— start of Source material —

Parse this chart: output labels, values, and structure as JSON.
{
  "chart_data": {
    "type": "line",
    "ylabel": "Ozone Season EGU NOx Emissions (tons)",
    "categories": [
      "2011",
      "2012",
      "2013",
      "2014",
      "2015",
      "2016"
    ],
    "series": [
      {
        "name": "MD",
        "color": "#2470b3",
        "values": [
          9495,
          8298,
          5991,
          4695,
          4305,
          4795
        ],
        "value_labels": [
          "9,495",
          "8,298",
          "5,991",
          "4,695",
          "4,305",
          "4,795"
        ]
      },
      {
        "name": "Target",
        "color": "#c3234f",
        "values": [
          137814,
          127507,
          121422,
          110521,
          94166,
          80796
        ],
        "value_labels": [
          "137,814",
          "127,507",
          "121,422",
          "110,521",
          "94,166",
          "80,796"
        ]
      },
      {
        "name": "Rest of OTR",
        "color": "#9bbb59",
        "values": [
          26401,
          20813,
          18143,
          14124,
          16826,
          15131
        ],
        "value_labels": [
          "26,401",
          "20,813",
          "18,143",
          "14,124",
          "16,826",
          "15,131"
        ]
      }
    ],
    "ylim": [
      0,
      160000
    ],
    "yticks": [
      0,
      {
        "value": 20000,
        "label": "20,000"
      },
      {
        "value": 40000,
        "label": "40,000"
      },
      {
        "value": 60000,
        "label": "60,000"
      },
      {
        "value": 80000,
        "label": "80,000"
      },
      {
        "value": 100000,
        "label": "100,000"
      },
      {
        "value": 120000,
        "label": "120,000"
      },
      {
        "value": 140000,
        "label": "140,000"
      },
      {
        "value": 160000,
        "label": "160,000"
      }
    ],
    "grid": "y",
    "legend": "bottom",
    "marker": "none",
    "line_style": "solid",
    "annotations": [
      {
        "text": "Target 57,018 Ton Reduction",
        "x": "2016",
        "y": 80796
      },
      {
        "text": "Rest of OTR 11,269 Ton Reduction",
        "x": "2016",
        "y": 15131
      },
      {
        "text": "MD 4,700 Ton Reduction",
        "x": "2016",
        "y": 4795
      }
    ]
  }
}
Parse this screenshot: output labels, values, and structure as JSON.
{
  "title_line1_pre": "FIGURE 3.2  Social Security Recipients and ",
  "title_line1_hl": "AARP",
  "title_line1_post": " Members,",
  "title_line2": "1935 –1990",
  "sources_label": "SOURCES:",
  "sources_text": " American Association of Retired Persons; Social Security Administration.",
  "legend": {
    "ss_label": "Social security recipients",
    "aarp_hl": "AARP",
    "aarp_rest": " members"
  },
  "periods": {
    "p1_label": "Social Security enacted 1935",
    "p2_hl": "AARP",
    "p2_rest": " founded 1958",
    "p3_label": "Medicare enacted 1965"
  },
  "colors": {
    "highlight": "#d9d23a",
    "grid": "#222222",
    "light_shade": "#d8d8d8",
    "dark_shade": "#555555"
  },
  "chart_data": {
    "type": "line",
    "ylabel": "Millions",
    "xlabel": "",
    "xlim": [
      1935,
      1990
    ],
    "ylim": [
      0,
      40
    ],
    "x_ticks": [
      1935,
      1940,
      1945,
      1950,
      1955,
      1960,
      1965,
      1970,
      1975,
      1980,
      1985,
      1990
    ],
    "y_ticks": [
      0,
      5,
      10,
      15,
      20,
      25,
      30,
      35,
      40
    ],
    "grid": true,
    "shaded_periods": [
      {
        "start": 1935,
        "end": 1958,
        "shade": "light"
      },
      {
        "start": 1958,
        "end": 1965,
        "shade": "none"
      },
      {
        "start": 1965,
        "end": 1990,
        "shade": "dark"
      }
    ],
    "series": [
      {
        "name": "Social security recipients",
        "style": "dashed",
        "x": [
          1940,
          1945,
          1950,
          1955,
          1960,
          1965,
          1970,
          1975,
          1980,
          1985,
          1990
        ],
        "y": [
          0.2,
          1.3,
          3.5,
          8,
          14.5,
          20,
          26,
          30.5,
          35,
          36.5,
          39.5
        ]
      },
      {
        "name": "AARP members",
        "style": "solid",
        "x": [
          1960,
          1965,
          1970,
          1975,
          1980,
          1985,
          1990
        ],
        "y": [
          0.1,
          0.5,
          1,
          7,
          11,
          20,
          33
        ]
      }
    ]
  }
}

— end of Source material —

Goal
Using the listing above, retype each line exactly.

Solution
Parse this chart: output labels, values, and structure as JSON.
{
  "chart_data": {
    "type": "line",
    "ylabel": "Ozone Season EGU NOx Emissions (tons)",
    "categories": [
      "2011",
      "2012",
      "2013",
      "2014",
      "2015",
      "2016"
    ],
    "series": [
      {
        "name": "MD",
        "color": "#2470b3",
        "values": [
          9495,
          8298,
          5991,
          4695,
          4305,
          4795
        ],
        "value_labels": [
          "9,495",
          "8,298",
          "5,991",
          "4,695",
          "4,305",
          "4,795"
        ]
      },
      {
        "name": "Target",
        "color": "#c3234f",
        "values": [
          137814,
          127507,
          121422,
          110521,
          94166,
          80796
        ],
        "value_labels": [
          "137,814",
          "127,507",
          "121,422",
          "110,521",
          "94,166",
          "80,796"
        ]
      },
      {
        "name": "Rest of OTR",
        "color": "#9bbb59",
        "values": [
          26401,
          20813,
          18143,
          14124,
          16826,
          15131
        ],
        "value_labels": [
          "26,401",
          "20,813",
          "18,143",
          "14,124",
          "16,826",
          "15,131"
        ]
      }
    ],
    "ylim": [
      0,
      160000
    ],
    "yticks": [
      0,
      {
        "value": 20000,
        "label": "20,000"
      },
      {
        "value": 40000,
        "label": "40,000"
      },
      {
        "value": 60000,
        "label": "60,000"
      },
      {
        "value": 80000,
        "label": "80,000"
      },
      {
        "value": 100000,
        "label": "100,000"
      },
      {
        "value": 120000,
        "label": "120,000"
      },
      {
        "value": 140000,
        "label": "140,000"
      },
      {
        "value": 160000,
        "label": "160,000"
      }
    ],
    "grid": "y",
    "legend": "bottom",
    "marker": "none",
    "line_style": "solid",
    "annotations": [
      {
        "text": "Target 57,018 Ton Reduction",
        "x": "2016",
        "y": 80796
      },
      {
        "text": "Rest of OTR 11,269 Ton Reduction",
        "x": "2016",
        "y": 15131
      },
      {
        "text": "MD 4,700 Ton Reduction",
        "x": "2016",
        "y": 4795
      }
    ]
  }
}
Parse this screenshot: output labels, values, and structure as JSON.
{
  "title_line1_pre": "FIGURE 3.2  Social Security Recipients and ",
  "title_line1_hl": "AARP",
  "title_line1_post": " Members,",
  "title_line2": "1935 –1990",
  "sources_label": "SOURCES:",
  "sources_text": " American Association of Retired Persons; Social Security Administration.",
  "legend": {
    "ss_label": "Social security recipients",
    "aarp_hl": "AARP",
    "aarp_rest": " members"
  },
  "periods": {
    "p1_label": "Social Security enacted 1935",
    "p2_hl": "AARP",
    "p2_rest": " founded 1958",
    "p3_label": "Medicare enacted 1965"
  },
  "colors": {
    "highlight": "#d9d23a",
    "grid": "#222222",
    "light_shade": "#d8d8d8",
    "dark_shade": "#555555"
  },
  "chart_data": {
    "type": "line",
    "ylabel": "Millions",
    "xlabel": "",
    "xlim": [
      1935,
      1990
    ],
    "ylim": [
      0,
      40
    ],
    "x_ticks": [
      1935,
      1940,
      1945,
      1950,
      1955,
      1960,
      1965,
      1970,
      1975,
      1980,
      1985,
      1990
    ],
    "y_ticks": [
      0,
      5,
      10,
      15,
      20,
      25,
      30,
      35,
      40
    ],
    "grid": true,
    "shaded_periods": [
      {
        "start": 1935,
        "end": 1958,
        "shade": "light"
      },
      {
        "start": 1958,
        "end": 1965,
        "shade": "none"
      },
      {
        "start": 1965,
        "end": 1990,
        "shade": "dark"
      }
    ],
    "series": [
      {
        "name": "Social security recipients",
        "style": "dashed",
        "x": [
          1940,
          1945,
          1950,
          1955,
          1960,
          1965,
          1970,
          1975,
          1980,
          1985,
          1990
        ],
        "y": [
          0.2,
          1.3,
          3.5,
          8,
          14.5,
          20,
          26,
          30.5,
          35,
          36.5,
          39.5
        ]
      },
      {
        "name": "AARP members",
        "style": "solid",
        "x": [
          1960,
          1965,
          1970,
          1975,
          1980,
          1985,
          1990
        ],
        "y": [
          0.1,
          0.5,
          1,
          7,
          11,
          20,
          33
        ]
      }
    ]
  }
}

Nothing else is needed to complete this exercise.